___ DATA FOR THIS EXERCISE
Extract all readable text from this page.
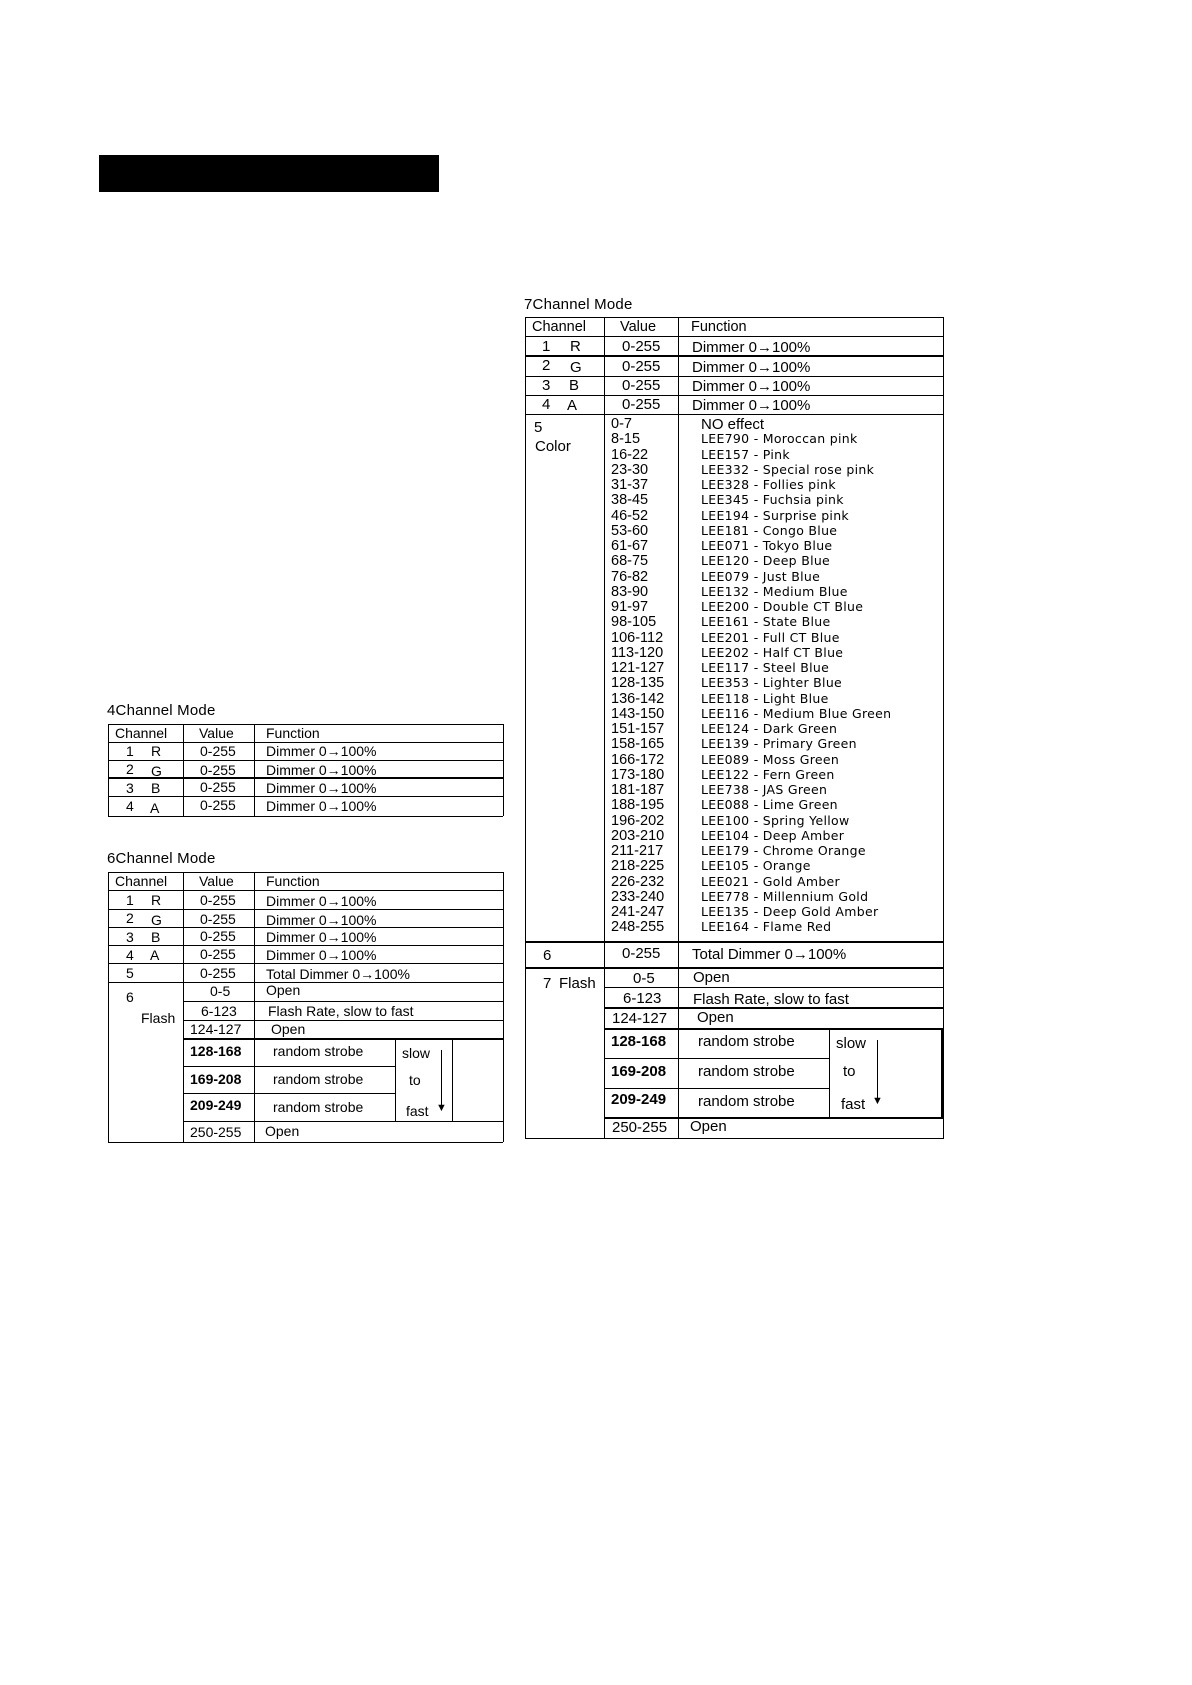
4Channel Mode
Channel Value Function
1 R	0-255 Dimmer 0→100%
2 G	0-255 Dimmer 0→100%
3 B	0-255 Dimmer 0→100%
4 A	0-255 Dimmer 0→100%
6Channel Mode
Channel Value Function
1 R	0-255 Dimmer 0→100%
2 G	0-255 Dimmer 0→100%
3 B	0-255 Dimmer 0→100%
4 A	0-255 Dimmer 0→100%
5	0-255 Total Dimmer 0→100%
6
Flash
0-5	Open
6-123 Flash Rate, slow to fast
124-127 Open
128-168 random strobe
169-208 random strobe
209-249 random strobe
slow
to
fast ▼
250-255 Open
7Channel Mode
Channel Value Function
1 R	0-255 Dimmer 0→100%
2 G	0-255 Dimmer 0→100%
3 B	0-255 Dimmer 0→100%
4 A	0-255 Dimmer 0→100%
5
Color
0-7	NO effect
8-15	LEE790 - Moroccan pink
16-22	LEE157 - Pink
23-30	LEE332 - Special rose pink
31-37	LEE328 - Follies pink
38-45	LEE345 - Fuchsia pink
46-52	LEE194 - Surprise pink
53-60	LEE181 - Congo Blue
61-67	LEE071 - Tokyo Blue
68-75	LEE120 - Deep Blue
76-82	LEE079 - Just Blue
83-90	LEE132 - Medium Blue
91-97	LEE200 - Double CT Blue
98-105	LEE161 - State Blue
106-112	LEE201 - Full CT Blue
113-120	LEE202 - Half CT Blue
121-127	LEE117 - Steel Blue
128-135	LEE353 - Lighter Blue
136-142	LEE118 - Light Blue
143-150	LEE116 - Medium Blue Green
151-157	LEE124 - Dark Green
158-165	LEE139 - Primary Green
166-172	LEE089 - Moss Green
173-180	LEE122 - Fern Green
181-187	LEE738 - JAS Green
188-195	LEE088 - Lime Green
196-202	LEE100 - Spring Yellow
203-210	LEE104 - Deep Amber
211-217	LEE179 - Chrome Orange
218-225	LEE105 - Orange
226-232	LEE021 - Gold Amber
233-240	LEE778 - Millennium Gold
241-247	LEE135 - Deep Gold Amber
248-255	LEE164 - Flame Red
6	0-255 Total Dimmer 0→100%
7 Flash 0-5	Open
6-123 Flash Rate, slow to fast
124-127 Open
128-168 random strobe
169-208 random strobe
209-249 random strobe
slow
to
fast ▼
250-255 Open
______
*DIRECTIVE:*
Locate the lines above that hold the word "Total". Show every one of them.

*RESULT FOR THIS TASK:*
5	0-255 Total Dimmer 0→100%
6	0-255 Total Dimmer 0→100%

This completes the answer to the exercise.